_The problem_. Across the data below, how many lines hold "text"? Answer with that number and nothing else.

[Recorded data]
= = =
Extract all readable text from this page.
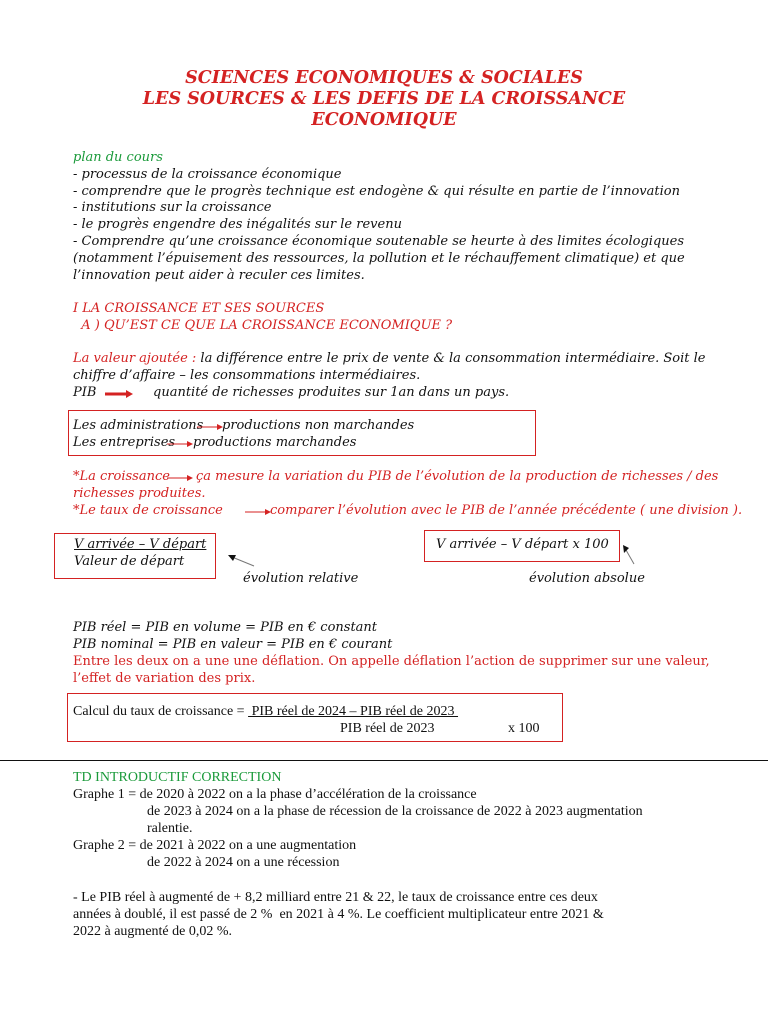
SCIENCES ECONOMIQUES & SOCIALES
LES SOURCES & LES DEFIS DE LA CROISSANCE
ECONOMIQUE
plan du cours
- processus de la croissance économique
- comprendre que le progrès technique est endogène & qui résulte en partie de l’innovation
- institutions sur la croissance
- le progrès engendre des inégalités sur le revenu
- Comprendre qu’une croissance économique soutenable se heurte à des limites écologiques
(notamment l’épuisement des ressources, la pollution et le réchauffement climatique) et que
l’innovation peut aider à reculer ces limites.
I LA CROISSANCE ET SES SOURCES
A ) QU’EST CE QUE LA CROISSANCE ECONOMIQUE ?
La valeur ajoutée : la différence entre le prix de vente & la consommation intermédiaire. Soit le
chiffre d’affaire – les consommations intermédiaires.
PIB	quantité de richesses produites sur 1an dans un pays.
Les administrations productions non marchandes
Les entreprises productions marchandes
*La croissance ça mesure la variation du PIB de l’évolution de la production de richesses / des
richesses produites.
*Le taux de croissance	comparer l’évolution avec le PIB de l’année précédente ( une division ).
V arrivée – V départ
Valeur de départ
V arrivée – V départ x 100
évolution relative	évolution absolue
PIB réel = PIB en volume = PIB en € constant
PIB nominal = PIB en valeur = PIB en € courant
Entre les deux on a une une déflation. On appelle déflation l’action de supprimer sur une valeur,
l’effet de variation des prix.
Calcul du taux de croissance =  PIB réel de 2024 – PIB réel de 2023
PIB réel de 2023	x 100
TD INTRODUCTIF CORRECTION
Graphe 1 = de 2020 à 2022 on a la phase d’accélération de la croissance
de 2023 à 2024 on a la phase de récession de la croissance de 2022 à 2023 augmentation
ralentie.
Graphe 2 = de 2021 à 2022 on a une augmentation
de 2022 à 2024 on a une récession
- Le PIB réel à augmenté de + 8,2 milliard entre 21 & 22, le taux de croissance entre ces deux
années à doublé, il est passé de 2 %  en 2021 à 4 %. Le coefficient multiplicateur entre 2021 &
2022 à augmenté de 0,02 %.
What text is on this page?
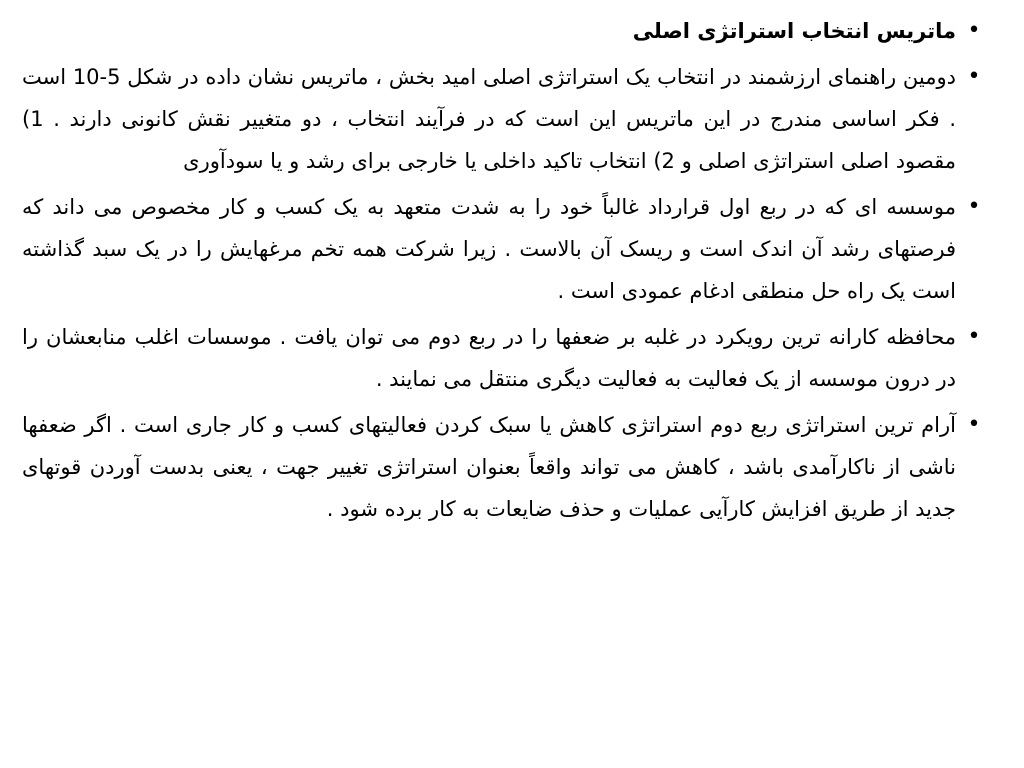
•
ماتریس انتخاب استراتژی اصلی
•
دومین راهنمای ارزشمند در انتخاب یک استراتژی اصلی امید بخش ، ماتریس نشان داده در شکل 5-10 است . فکر اساسی مندرج در این ماتریس این است که در فرآیند انتخاب ، دو متغییر نقش کانونی دارند . 1) مقصود اصلی استراتژی اصلی و 2) انتخاب تاکید داخلی یا خارجی برای رشد و یا سودآوری
•
موسسه ای که در ربع اول قرارداد غالباً خود را به شدت متعهد به یک کسب و کار مخصوص می داند که فرصتهای رشد آن اندک است و ریسک آن بالاست . زیرا شرکت همه تخم مرغهایش را در یک سبد گذاشته است یک راه حل منطقی ادغام عمودی است .
•
محافظه کارانه ترین رویکرد در غلبه بر ضعفها را در ربع دوم می توان یافت . موسسات اغلب منابعشان را در درون موسسه از یک فعالیت به فعالیت دیگری منتقل می نمایند .
•
آرام ترین استراتژی ربع دوم استراتژی کاهش یا سبک کردن فعالیتهای کسب و کار جاری است . اگر ضعفها ناشی از ناکارآمدی باشد ، کاهش می تواند واقعاً بعنوان استراتژی تغییر جهت ، یعنی بدست آوردن قوتهای جدید از طریق افزایش کارآیی عملیات و حذف ضایعات به کار برده شود .
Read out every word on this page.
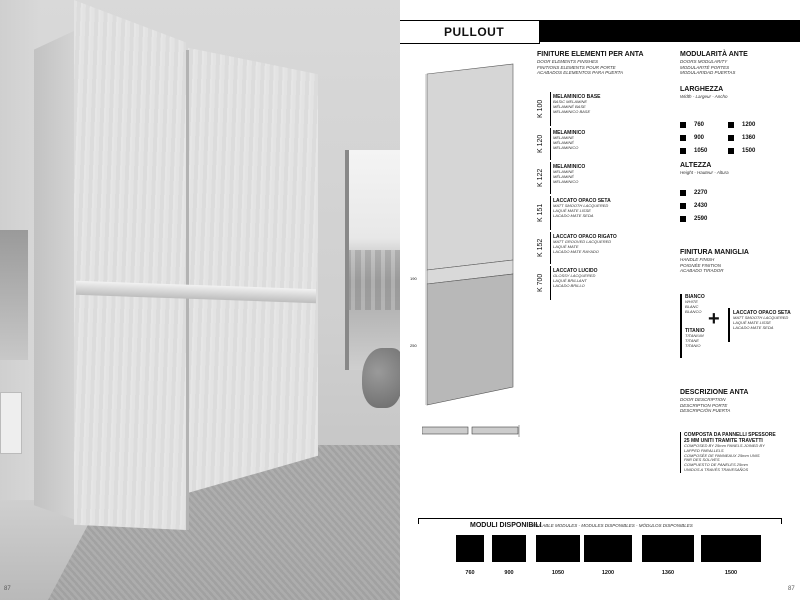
87
PULLOUT
190
250
FINITURE ELEMENTI PER ANTA
DOOR ELEMENTS FINISHES
FINITIONS ELEMENTS POUR PORTE
ACABADOS ELEMENTOS PARA PUERTA
K 100
MELAMINICO BASE
BASIC MELAMINE
MÉLAMINÉ BASE
MELAMINICO BASE
K 120
MELAMINICO
MELAMINE
MÉLAMINÉ
MELAMINICO
K 122
MELAMINICO
MELAMINE
MÉLAMINÉ
MELAMINICO
K 151
LACCATO OPACO SETA
MATT SMOOTH LACQUERED
LAQUÉ MATE LISSE
LACADO MATE SEDA
K 152
LACCATO OPACO RIGATO
MATT GROOVED LACQUERED
LAQUÉ MATE
LACADO MATE RAYADO
K 700
LACCATO LUCIDO
GLOSSY LACQUERED
LAQUÉ BRILLANT
LACADO BRILLO
MODULARITÀ ANTE
DOORS MODULARITY
MODULARITÉ PORTES
MODULARIDAD PUERTAS
LARGHEZZA
Width - Largeur - Ancho
760	1200
900	1360
1050	1500
ALTEZZA
Height - Hauteur - Altura
2270
2430
2590
FINITURA MANIGLIA
HANDLE FINISH
POIGNÉE FINITION
ACABADO TIRADOR
BIANCO
WHITE
BLANC
BLANCO
TITANIO
TITANIUM
TITANE
TITANIO
+	LACCATO OPACO SETA
MATT SMOOTH LACQUERED
LAQUÉ MATE LISSE
LACADO MATE SEDA
DESCRIZIONE ANTA
DOOR DESCRIPTION
DESCRIPTION PORTE
DESCRIPCIÓN PUERTA
COMPOSTA DA PANNELLI SPESSORE
25 MM UNITI TRAMITE TRAVETTI
COMPOSED BY 25mm PANELS JOINED BY
LAPPED PARALLELS
COMPOSÉE DE PANNEAUX 25mm UNIS
PAR DES SOLIVES
COMPUESTO DE PANELES 25mm
UNIDOS A TRAVÉS TRAVESAÑOS
MODULI DISPONIBILI
AVAILABLE MODULES - MODULES DISPONIBLES - MÓDULOS DISPONIBLES
760	900	1050	1200	1360	1500
87
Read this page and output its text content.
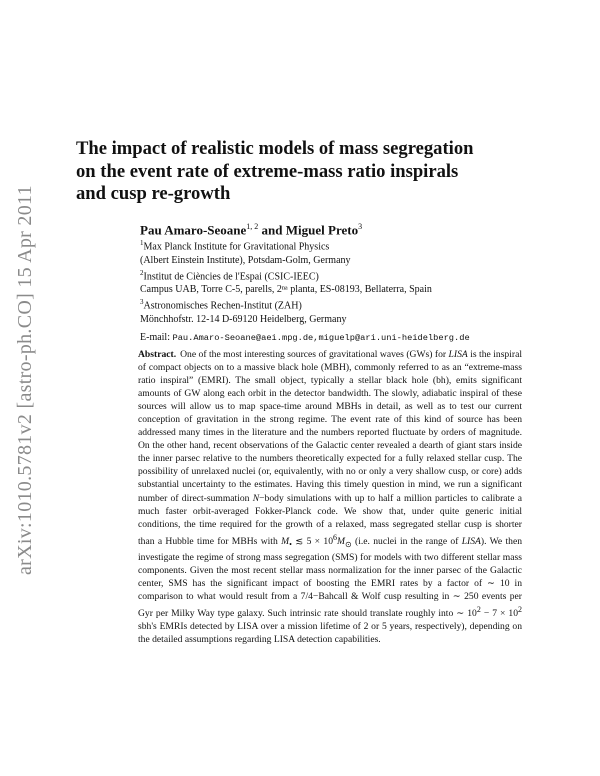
arXiv:1010.5781v2 [astro-ph.CO] 15 Apr 2011
The impact of realistic models of mass segregation on the event rate of extreme-mass ratio inspirals and cusp re-growth
Pau Amaro-Seoane$^{1, 2}$ and Miguel Preto$^3$
$^1$Max Planck Institute for Gravitational Physics
(Albert Einstein Institute), Potsdam-Golm, Germany
$^2$Institut de Ciències de l'Espai (CSIC-IEEC)
Campus UAB, Torre C-5, parells, 2ⁿᵃ planta, ES-08193, Bellaterra, Spain
$^3$Astronomisches Rechen-Institut (ZAH)
Mönchhofstr. 12-14 D-69120 Heidelberg, Germany
E-mail: Pau.Amaro-Seoane@aei.mpg.de,miguelp@ari.uni-heidelberg.de

Abstract. One of the most interesting sources of gravitational waves (GWs) for LISA is the inspiral of compact objects on to a massive black hole (MBH), commonly referred to as an “extreme-mass ratio inspiral” (EMRI). The small object, typically a stellar black hole (bh), emits significant amounts of GW along each orbit in the detector bandwidth. The slowly, adiabatic inspiral of these sources will allow us to map space-time around MBHs in detail, as well as to test our current conception of gravitation in the strong regime. The event rate of this kind of source has been addressed many times in the literature and the numbers reported fluctuate by orders of magnitude. On the other hand, recent observations of the Galactic center revealed a dearth of giant stars inside the inner parsec relative to the numbers theoretically expected for a fully relaxed stellar cusp. The possibility of unrelaxed nuclei (or, equivalently, with no or only a very shallow cusp, or core) adds substantial uncertainty to the estimates. Having this timely question in mind, we run a significant number of direct-summation N−body simulations with up to half a million particles to calibrate a much faster orbit-averaged Fokker-Planck code. We show that, under quite generic initial conditions, the time required for the growth of a relaxed, mass segregated stellar cusp is shorter than a Hubble time for MBHs with $M_•$ ≲ $5 \times 10^6M_⊙$ (i.e. nuclei in the range of LISA). We then investigate the regime of strong mass segregation (SMS) for models with two different stellar mass components. Given the most recent stellar mass normalization for the inner parsec of the Galactic center, SMS has the significant impact of boosting the EMRI rates by a factor of ∼ 10 in comparison to what would result from a 7/4−Bahcall & Wolf cusp resulting in ∼ 250 events per Gyr per Milky Way type galaxy. Such intrinsic rate should translate roughly into ∼ $10^2 - 7 \times 10^2$ sbh's EMRIs detected by LISA over a mission lifetime of 2 or 5 years, respectively), depending on the detailed assumptions regarding LISA detection capabilities.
= = =
_Expected answer_. 3